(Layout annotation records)

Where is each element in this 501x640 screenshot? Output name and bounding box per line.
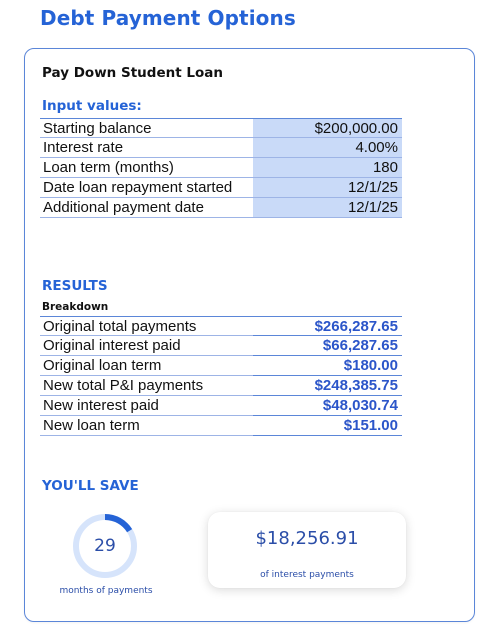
- input-values-label: Input values:: [42, 98, 142, 114]
- months-saved-donut: [72, 513, 138, 579]
- input-row-loan-term: [40, 158, 402, 178]
- results-table: [40, 316, 402, 436]
- result-row-new-loan-term: [40, 416, 402, 436]
- input-values-table: [40, 118, 402, 218]
- interest-savings-caption: of interest payments: [260, 570, 354, 580]
- result-row-original-interest-paid: [40, 336, 402, 356]
- months-saved-caption: months of payments: [59, 586, 153, 596]
- result-value: $48,030.74: [322, 397, 398, 414]
- result-label: New interest paid: [43, 397, 159, 414]
- interest-savings-amount: $18,256.91: [255, 528, 359, 549]
- result-value: $66,287.65: [322, 337, 398, 354]
- input-value[interactable]: 12/1/25: [347, 199, 398, 216]
- input-row-starting-balance: [40, 118, 402, 138]
- input-value[interactable]: 180: [372, 159, 398, 176]
- youll-save-label: YOU'LL SAVE: [42, 478, 139, 494]
- page-title: Debt Payment Options: [40, 6, 296, 30]
- interest-savings-card: [208, 512, 406, 588]
- result-label: Original loan term: [43, 357, 162, 374]
- results-label: RESULTS: [42, 278, 108, 294]
- input-label: Additional payment date: [43, 199, 204, 216]
- result-value: $180.00: [343, 357, 398, 374]
- input-row-repayment-start-date: [40, 178, 402, 198]
- input-label: Loan term (months): [43, 159, 174, 176]
- card-title: Pay Down Student Loan: [42, 65, 223, 81]
- input-value[interactable]: 12/1/25: [347, 179, 398, 196]
- input-value[interactable]: 4.00%: [355, 139, 398, 156]
- breakdown-label: Breakdown: [42, 301, 109, 313]
- input-row-interest-rate: [40, 138, 402, 158]
- result-label: New total P&I payments: [43, 377, 204, 394]
- result-label: Original total payments: [43, 318, 197, 335]
- months-saved-value: 29: [94, 536, 116, 556]
- input-row-additional-payment-date: [40, 198, 402, 218]
- result-label: Original interest paid: [43, 337, 181, 354]
- result-row-original-loan-term: [40, 356, 402, 376]
- input-value[interactable]: $200,000.00: [314, 120, 398, 137]
- result-row-new-interest-paid: [40, 396, 402, 416]
- input-label: Interest rate: [43, 139, 124, 156]
- result-value: $266,287.65: [314, 318, 398, 335]
- result-row-new-total-payments: [40, 376, 402, 396]
- input-label: Date loan repayment started: [43, 179, 233, 196]
- result-row-original-total-payments: [40, 316, 402, 336]
- result-value: $248,385.75: [314, 377, 398, 394]
- input-label: Starting balance: [43, 120, 152, 137]
- result-underline: [253, 435, 402, 437]
- result-value: $151.00: [343, 417, 398, 434]
- result-label: New loan term: [43, 417, 140, 434]
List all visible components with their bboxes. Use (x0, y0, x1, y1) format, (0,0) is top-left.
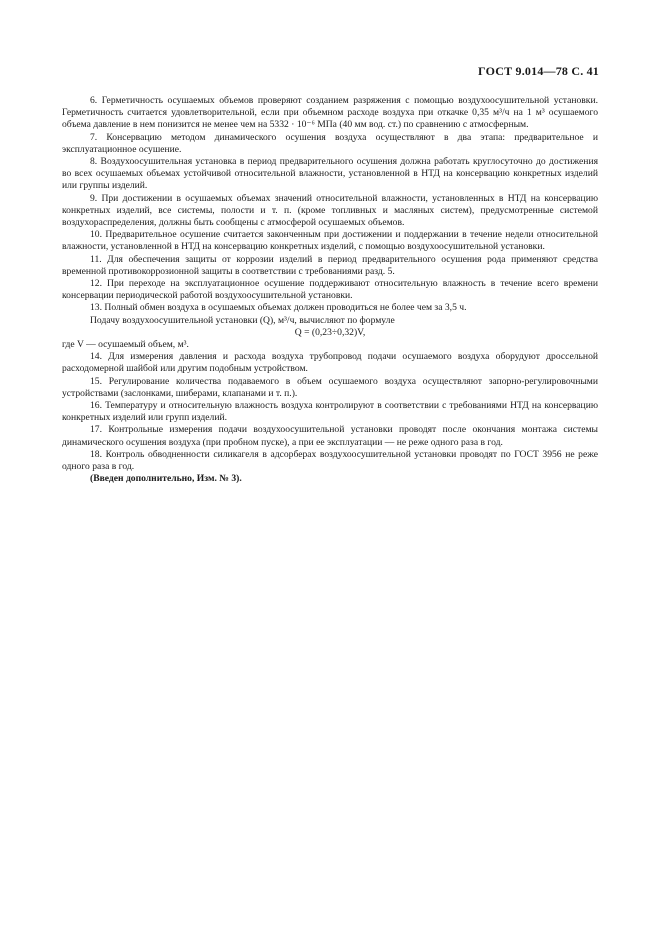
paragraph-10: 10. Предварительное осушение считается законченным при достижении и поддержании в течение недели относительной влажности, установленной в НТД на консервацию конкретных изделий, с помощью воздухоосушительной установки. (62, 229, 598, 253)
paragraph-12: 12. При переходе на эксплуатационное осушение поддерживают относительную влажность в течение всего времени консервации периодической работой воздухоосушительной установки. (62, 278, 598, 302)
paragraph-8: 8. Воздухоосушительная установка в период предварительного осушения должна работать круглосуточно до достижения во всех осушаемых объемах устойчивой относительной влажности, установленной в НТД на консервацию конкретных изделий или группы изделий. (62, 156, 598, 192)
page-header: ГОСТ 9.014—78 С. 41 (478, 64, 599, 78)
paragraph-7: 7. Консервацию методом динамического осушения воздуха осуществляют в два этапа: предварительное и эксплуатационное осушение. (62, 131, 598, 155)
paragraph-9: 9. При достижении в осушаемых объемах значений относительной влажности, установленных в НТД на консервацию конкретных изделий, все системы, полости и т. п. (кроме топливных и масляных систем), предусмотренные системой воздухораспределения, должны быть сообщены с атмосферой осушаемых объемов. (62, 192, 598, 229)
paragraph-15: 15. Регулирование количества подаваемого в объем осушаемого воздуха осуществляют запорно-регулировочными устройствами (заслонками, шиберами, клапанами и т. п.). (62, 375, 598, 399)
document-body (62, 95, 598, 486)
paragraph-6: 6. Герметичность осушаемых объемов проверяют созданием разряжения с помощью воздухоосушительной установки. Герметичность считается удовлетворительной, если при объемном расходе воздуха при откачке 0,35 м³/ч на 1 м³ осушаемого объема давление в нем понизится не менее чем на 5332 · 10⁻⁶ МПа (40 мм вод. ст.) по сравнению с атмосферным. (62, 95, 598, 131)
paragraph-17: 17. Контрольные измерения подачи воздухоосушительной установки проводят после окончания монтажа системы динамического осушения воздуха (при пробном пуске), а при ее эксплуатации — не реже одного раза в год. (62, 424, 598, 448)
paragraph-11: 11. Для обеспечения защиты от коррозии изделий в период предварительного осушения рода применяют средства временной противокоррозионной защиты в соответствии с требованиями разд. 5. (62, 253, 598, 277)
amendment-note: (Введен дополнительно, Изм. № 3). (90, 473, 242, 485)
paragraph-13: 13. Полный обмен воздуха в осушаемых объемах должен проводиться не более чем за 3,5 ч. (90, 302, 467, 314)
formula-intro: Подачу воздухоосушительной установки (Q), м³/ч, вычисляют по формуле (90, 314, 395, 326)
formula: Q = (0,23÷0,32)V, (294, 326, 366, 338)
paragraph-16: 16. Температуру и относительную влажность воздуха контролируют в соответствии с требованиями НТД на консервацию конкретных изделий или групп изделий. (62, 400, 598, 424)
paragraph-14: 14. Для измерения давления и расхода воздуха трубопровод подачи осушаемого воздуха оборудуют дроссельной расходомерной шайбой или другим подобным устройством. (62, 351, 598, 375)
formula-where: где V — осушаемый объем, м³. (62, 339, 189, 351)
paragraph-18: 18. Контроль обводненности силикагеля в адсорберах воздухоосушительной установки проводят по ГОСТ 3956 не реже одного раза в год. (62, 448, 598, 473)
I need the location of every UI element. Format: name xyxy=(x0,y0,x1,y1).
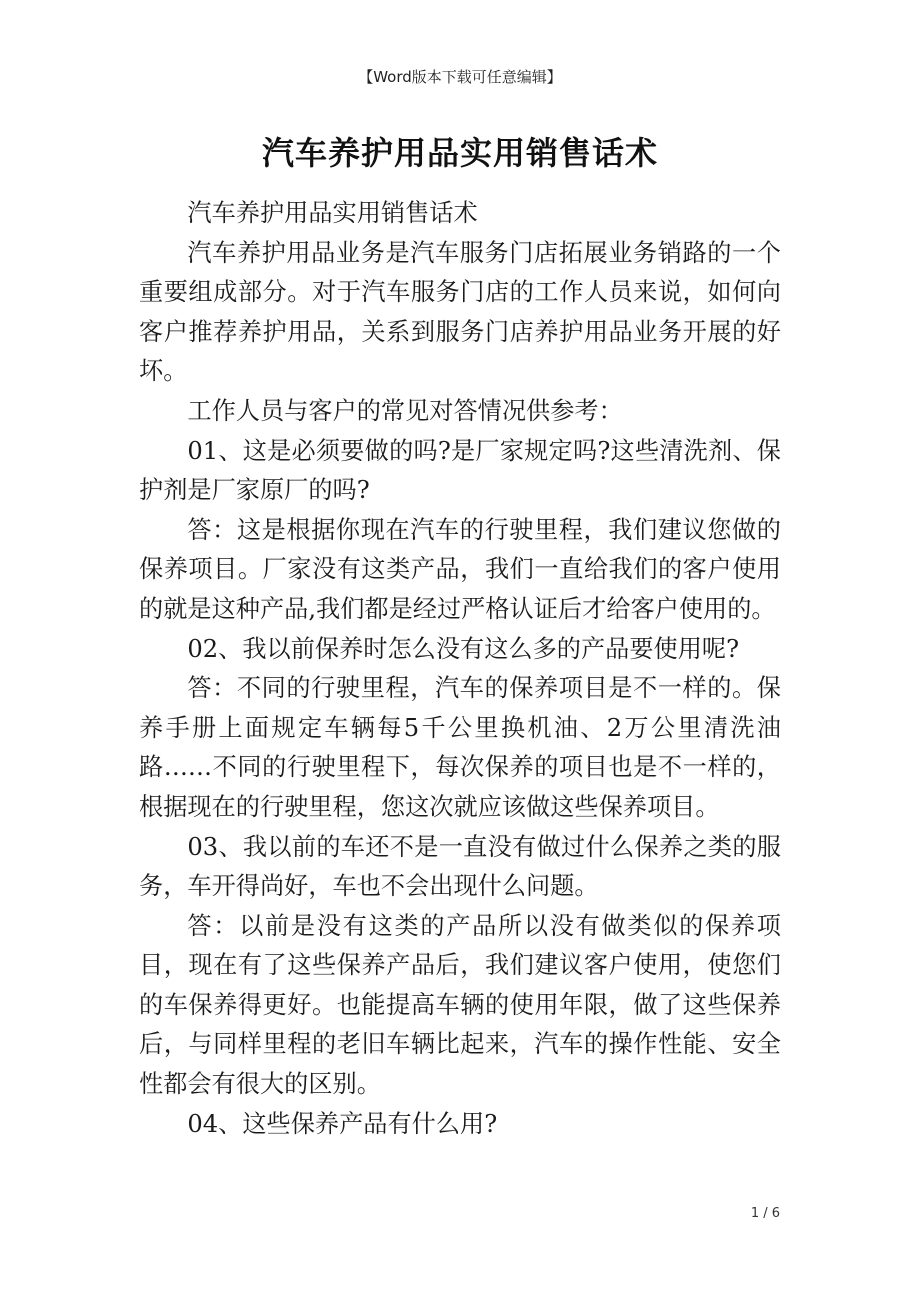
answer-01: 答：这是根据你现在汽车的行驶里程，我们建议您做的保养项目。厂家没有这类产品，我们一直给我们的客户使用的就是这种产品,我们都是经过严格认证后才给客户使用的。 xyxy=(139,515,781,623)
question-01: 01、这是必须要做的吗?是厂家规定吗?这些清洗剂、保护剂是厂家原厂的吗? xyxy=(139,436,781,505)
document-body xyxy=(139,194,781,1144)
subtitle-paragraph: 汽车养护用品实用销售话术 xyxy=(187,199,478,227)
header-note: 【Word版本下载可任意编辑】 xyxy=(358,68,562,86)
page-number: 1 / 6 xyxy=(750,1206,780,1221)
answer-03: 答：以前是没有这类的产品所以没有做类似的保养项目，现在有了这些保养产品后，我们建议客户使用，使您们的车保养得更好。也能提高车辆的使用年限，做了这些保养后，与同样里程的老旧车辆比起来，汽车的操作性能、安全性都会有很大的区别。 xyxy=(139,911,781,1099)
question-03: 03、我以前的车还不是一直没有做过什么保养之类的服务，车开得尚好，车也不会出现什么问题。 xyxy=(139,832,781,901)
reference-intro-paragraph: 工作人员与客户的常见对答情况供参考： xyxy=(187,396,623,425)
answer-02: 答：不同的行驶里程，汽车的保养项目是不一样的。保养手册上面规定车辆每5千公里换机油、2万公里清洗油路……不同的行驶里程下，每次保养的项目也是不一样的，根据现在的行驶里程，您这次就应该做这些保养项目。 xyxy=(139,674,781,821)
question-04: 04、这些保养产品有什么用? xyxy=(187,1109,498,1138)
document-title: 汽车养护用品实用销售话术 xyxy=(261,134,658,172)
question-02: 02、我以前保养时怎么没有这么多的产品要使用呢? xyxy=(187,634,740,663)
intro-paragraph: 汽车养护用品业务是汽车服务门店拓展业务销路的一个重要组成部分。对于汽车服务门店的工作人员来说，如何向客户推荐养护用品，关系到服务门店养护用品业务开展的好坏。 xyxy=(139,238,781,386)
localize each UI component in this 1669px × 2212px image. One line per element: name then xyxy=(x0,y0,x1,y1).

### [WHAT THE TASK ASKS]
Render the records from the line containing "- input-values-label: Input" through the line containing "- result-label: New interest", inclusive, as a JSON list of strings with one string per line and blank lines omitted.

### [EXERCISE RESPONSE]
[
  "- input-values-label: Input values:: [42, 98, 142, 114]",
  "- months-saved-donut: [72, 513, 138, 579]",
  "- input-row-loan-term: [40, 158, 402, 178]",
  "- results-table: [40, 316, 402, 436]",
  "- result-row-new-loan-term: [40, 416, 402, 436]",
  "- input-values-table: [40, 118, 402, 218]",
  "- interest-savings-caption: of interest payments: [260, 570, 354, 580]",
  "- result-row-original-interest-paid: [40, 336, 402, 356]",
  "- months-saved-caption: months of payments: [59, 586, 153, 596]",
  "- result-value: $48,030.74: [322, 397, 398, 414]",
  "- result-label: New interest paid: [43, 397, 159, 414]"
]